# Exercise aim
Present each line of the entries below that holds the word "Episode".

# Information provided
▼
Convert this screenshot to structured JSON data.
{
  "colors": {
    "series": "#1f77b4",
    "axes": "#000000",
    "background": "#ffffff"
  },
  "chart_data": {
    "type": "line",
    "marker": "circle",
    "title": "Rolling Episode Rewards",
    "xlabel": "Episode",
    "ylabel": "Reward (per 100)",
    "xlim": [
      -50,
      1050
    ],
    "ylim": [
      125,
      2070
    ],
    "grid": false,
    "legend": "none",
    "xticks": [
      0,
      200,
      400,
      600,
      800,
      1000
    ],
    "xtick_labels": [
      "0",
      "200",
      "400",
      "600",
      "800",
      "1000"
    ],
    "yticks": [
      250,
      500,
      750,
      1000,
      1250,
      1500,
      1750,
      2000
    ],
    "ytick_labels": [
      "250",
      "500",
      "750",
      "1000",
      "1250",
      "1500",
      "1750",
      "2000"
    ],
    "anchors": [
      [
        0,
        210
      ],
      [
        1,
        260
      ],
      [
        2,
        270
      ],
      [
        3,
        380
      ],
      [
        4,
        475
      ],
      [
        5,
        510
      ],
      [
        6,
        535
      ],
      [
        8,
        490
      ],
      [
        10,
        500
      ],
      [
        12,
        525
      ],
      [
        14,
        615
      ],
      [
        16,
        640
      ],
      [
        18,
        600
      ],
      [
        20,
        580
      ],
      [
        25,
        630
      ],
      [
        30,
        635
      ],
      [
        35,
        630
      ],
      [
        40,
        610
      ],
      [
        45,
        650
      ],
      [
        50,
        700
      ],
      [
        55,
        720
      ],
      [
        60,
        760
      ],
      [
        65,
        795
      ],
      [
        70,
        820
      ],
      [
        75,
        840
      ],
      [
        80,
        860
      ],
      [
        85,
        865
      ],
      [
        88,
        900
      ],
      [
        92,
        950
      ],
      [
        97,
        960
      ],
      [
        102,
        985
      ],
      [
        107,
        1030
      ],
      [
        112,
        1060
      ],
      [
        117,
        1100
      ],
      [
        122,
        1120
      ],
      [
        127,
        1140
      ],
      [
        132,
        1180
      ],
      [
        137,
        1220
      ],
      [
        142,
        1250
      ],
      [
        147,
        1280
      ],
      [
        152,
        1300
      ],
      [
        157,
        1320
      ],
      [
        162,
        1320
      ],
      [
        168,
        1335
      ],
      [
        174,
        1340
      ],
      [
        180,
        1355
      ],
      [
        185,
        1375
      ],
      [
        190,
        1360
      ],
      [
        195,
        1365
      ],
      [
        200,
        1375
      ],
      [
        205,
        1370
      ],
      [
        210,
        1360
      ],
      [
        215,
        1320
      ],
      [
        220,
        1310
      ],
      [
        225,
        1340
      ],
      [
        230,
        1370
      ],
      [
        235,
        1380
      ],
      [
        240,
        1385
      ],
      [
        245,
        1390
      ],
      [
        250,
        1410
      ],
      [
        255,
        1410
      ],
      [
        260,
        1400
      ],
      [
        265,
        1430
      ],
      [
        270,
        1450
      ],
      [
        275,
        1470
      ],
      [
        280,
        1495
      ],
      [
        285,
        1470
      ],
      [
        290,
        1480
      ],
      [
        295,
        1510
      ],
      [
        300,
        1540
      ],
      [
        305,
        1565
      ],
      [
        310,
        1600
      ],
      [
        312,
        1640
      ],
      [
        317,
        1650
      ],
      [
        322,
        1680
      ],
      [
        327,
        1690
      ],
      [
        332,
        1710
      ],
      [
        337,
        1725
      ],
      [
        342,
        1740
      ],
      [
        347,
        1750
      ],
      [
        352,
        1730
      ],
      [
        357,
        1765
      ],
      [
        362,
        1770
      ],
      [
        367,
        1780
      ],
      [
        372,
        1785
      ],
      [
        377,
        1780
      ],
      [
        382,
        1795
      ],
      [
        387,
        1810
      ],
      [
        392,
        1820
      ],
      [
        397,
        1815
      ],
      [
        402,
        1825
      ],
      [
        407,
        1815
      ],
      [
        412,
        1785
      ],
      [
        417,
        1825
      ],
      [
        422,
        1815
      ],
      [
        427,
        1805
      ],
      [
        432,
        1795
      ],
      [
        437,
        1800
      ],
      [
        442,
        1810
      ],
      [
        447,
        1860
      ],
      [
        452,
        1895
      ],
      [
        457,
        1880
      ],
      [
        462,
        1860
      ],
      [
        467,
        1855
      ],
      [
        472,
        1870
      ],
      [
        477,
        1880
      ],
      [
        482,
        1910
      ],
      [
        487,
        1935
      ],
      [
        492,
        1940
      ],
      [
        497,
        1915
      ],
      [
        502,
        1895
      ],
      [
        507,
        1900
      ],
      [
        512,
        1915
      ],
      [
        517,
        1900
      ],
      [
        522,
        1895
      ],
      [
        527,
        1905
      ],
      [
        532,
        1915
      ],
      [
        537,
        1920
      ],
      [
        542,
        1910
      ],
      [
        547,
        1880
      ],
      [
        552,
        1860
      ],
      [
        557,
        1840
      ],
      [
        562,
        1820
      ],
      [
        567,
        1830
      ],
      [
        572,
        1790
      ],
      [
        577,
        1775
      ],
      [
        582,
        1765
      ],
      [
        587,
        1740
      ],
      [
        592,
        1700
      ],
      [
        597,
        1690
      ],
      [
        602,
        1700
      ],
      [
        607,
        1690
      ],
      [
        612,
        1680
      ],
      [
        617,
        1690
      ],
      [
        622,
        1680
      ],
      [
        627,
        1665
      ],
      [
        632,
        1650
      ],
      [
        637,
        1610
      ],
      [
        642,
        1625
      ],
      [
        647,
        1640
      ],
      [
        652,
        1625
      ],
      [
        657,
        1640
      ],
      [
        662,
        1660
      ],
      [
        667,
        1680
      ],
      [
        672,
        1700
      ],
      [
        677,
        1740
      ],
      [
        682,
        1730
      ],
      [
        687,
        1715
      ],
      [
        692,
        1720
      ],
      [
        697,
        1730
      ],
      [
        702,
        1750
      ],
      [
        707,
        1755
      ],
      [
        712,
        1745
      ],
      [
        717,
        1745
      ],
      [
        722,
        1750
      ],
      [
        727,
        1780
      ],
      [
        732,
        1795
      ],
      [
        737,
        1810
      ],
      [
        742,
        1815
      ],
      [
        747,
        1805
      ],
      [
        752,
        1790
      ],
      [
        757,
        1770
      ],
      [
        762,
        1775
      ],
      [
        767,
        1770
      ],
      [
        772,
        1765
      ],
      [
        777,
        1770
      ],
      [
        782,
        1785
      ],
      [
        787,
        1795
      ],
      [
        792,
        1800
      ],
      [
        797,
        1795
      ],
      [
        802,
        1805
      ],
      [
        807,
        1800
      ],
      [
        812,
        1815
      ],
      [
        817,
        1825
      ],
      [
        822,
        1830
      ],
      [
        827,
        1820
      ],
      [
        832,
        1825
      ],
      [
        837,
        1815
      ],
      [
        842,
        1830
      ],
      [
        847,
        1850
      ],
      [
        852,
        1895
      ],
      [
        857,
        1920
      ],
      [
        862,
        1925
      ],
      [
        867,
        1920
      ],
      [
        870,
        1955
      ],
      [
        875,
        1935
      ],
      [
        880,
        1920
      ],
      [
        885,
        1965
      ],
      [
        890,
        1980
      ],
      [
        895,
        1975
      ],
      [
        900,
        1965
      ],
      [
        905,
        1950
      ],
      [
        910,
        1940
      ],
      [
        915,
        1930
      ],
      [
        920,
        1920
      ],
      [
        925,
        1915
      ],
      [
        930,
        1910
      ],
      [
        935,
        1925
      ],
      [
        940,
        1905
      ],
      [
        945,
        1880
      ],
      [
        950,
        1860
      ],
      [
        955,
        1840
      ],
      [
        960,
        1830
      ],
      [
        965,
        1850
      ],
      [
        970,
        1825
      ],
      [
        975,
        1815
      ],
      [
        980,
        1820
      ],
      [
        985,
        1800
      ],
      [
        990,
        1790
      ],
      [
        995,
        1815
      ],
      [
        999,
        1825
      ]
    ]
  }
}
▲
# Final result
    "title": "Rolling Episode Rewards",
    "xlabel": "Episode",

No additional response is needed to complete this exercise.